Data entries for graphics
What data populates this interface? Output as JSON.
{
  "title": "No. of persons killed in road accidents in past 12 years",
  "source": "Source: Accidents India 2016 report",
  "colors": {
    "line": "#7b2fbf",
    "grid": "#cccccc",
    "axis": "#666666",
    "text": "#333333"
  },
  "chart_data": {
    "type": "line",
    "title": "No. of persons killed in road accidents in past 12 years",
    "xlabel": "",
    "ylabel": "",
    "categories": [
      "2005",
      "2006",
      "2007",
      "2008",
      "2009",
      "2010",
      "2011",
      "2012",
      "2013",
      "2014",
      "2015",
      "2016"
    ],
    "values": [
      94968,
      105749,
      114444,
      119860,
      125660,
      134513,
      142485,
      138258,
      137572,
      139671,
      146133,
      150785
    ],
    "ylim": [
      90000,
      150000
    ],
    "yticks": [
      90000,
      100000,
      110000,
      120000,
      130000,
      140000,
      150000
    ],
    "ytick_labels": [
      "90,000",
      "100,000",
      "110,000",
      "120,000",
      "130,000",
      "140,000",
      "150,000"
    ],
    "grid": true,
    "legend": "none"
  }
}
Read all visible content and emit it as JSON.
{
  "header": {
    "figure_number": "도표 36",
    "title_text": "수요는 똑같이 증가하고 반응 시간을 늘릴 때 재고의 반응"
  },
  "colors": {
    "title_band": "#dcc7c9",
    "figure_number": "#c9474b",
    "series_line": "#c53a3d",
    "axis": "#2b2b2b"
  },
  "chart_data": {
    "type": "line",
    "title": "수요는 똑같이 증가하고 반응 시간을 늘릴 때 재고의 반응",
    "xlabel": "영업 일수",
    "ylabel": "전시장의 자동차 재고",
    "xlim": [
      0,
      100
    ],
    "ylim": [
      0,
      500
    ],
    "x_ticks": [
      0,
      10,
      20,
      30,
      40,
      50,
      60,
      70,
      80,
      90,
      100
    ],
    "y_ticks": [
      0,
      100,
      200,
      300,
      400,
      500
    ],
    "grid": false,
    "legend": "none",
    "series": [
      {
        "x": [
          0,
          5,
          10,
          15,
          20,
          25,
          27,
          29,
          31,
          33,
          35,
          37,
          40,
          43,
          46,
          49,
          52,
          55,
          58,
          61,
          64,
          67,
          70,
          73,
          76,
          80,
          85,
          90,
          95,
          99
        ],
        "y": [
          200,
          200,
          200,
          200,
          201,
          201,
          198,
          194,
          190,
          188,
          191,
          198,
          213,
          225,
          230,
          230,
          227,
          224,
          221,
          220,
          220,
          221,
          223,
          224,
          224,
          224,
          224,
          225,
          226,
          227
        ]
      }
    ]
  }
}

* **Written request**: Transcribe every entry verbatim.

* **Solution for this exercise**:
What data populates this interface? Output as JSON.
{
  "title": "No. of persons killed in road accidents in past 12 years",
  "source": "Source: Accidents India 2016 report",
  "colors": {
    "line": "#7b2fbf",
    "grid": "#cccccc",
    "axis": "#666666",
    "text": "#333333"
  },
  "chart_data": {
    "type": "line",
    "title": "No. of persons killed in road accidents in past 12 years",
    "xlabel": "",
    "ylabel": "",
    "categories": [
      "2005",
      "2006",
      "2007",
      "2008",
      "2009",
      "2010",
      "2011",
      "2012",
      "2013",
      "2014",
      "2015",
      "2016"
    ],
    "values": [
      94968,
      105749,
      114444,
      119860,
      125660,
      134513,
      142485,
      138258,
      137572,
      139671,
      146133,
      150785
    ],
    "ylim": [
      90000,
      150000
    ],
    "yticks": [
      90000,
      100000,
      110000,
      120000,
      130000,
      140000,
      150000
    ],
    "ytick_labels": [
      "90,000",
      "100,000",
      "110,000",
      "120,000",
      "130,000",
      "140,000",
      "150,000"
    ],
    "grid": true,
    "legend": "none"
  }
}
Read all visible content and emit it as JSON.
{
  "header": {
    "figure_number": "도표 36",
    "title_text": "수요는 똑같이 증가하고 반응 시간을 늘릴 때 재고의 반응"
  },
  "colors": {
    "title_band": "#dcc7c9",
    "figure_number": "#c9474b",
    "series_line": "#c53a3d",
    "axis": "#2b2b2b"
  },
  "chart_data": {
    "type": "line",
    "title": "수요는 똑같이 증가하고 반응 시간을 늘릴 때 재고의 반응",
    "xlabel": "영업 일수",
    "ylabel": "전시장의 자동차 재고",
    "xlim": [
      0,
      100
    ],
    "ylim": [
      0,
      500
    ],
    "x_ticks": [
      0,
      10,
      20,
      30,
      40,
      50,
      60,
      70,
      80,
      90,
      100
    ],
    "y_ticks": [
      0,
      100,
      200,
      300,
      400,
      500
    ],
    "grid": false,
    "legend": "none",
    "series": [
      {
        "x": [
          0,
          5,
          10,
          15,
          20,
          25,
          27,
          29,
          31,
          33,
          35,
          37,
          40,
          43,
          46,
          49,
          52,
          55,
          58,
          61,
          64,
          67,
          70,
          73,
          76,
          80,
          85,
          90,
          95,
          99
        ],
        "y": [
          200,
          200,
          200,
          200,
          201,
          201,
          198,
          194,
          190,
          188,
          191,
          198,
          213,
          225,
          230,
          230,
          227,
          224,
          221,
          220,
          220,
          221,
          223,
          224,
          224,
          224,
          224,
          225,
          226,
          227
        ]
      }
    ]
  }
}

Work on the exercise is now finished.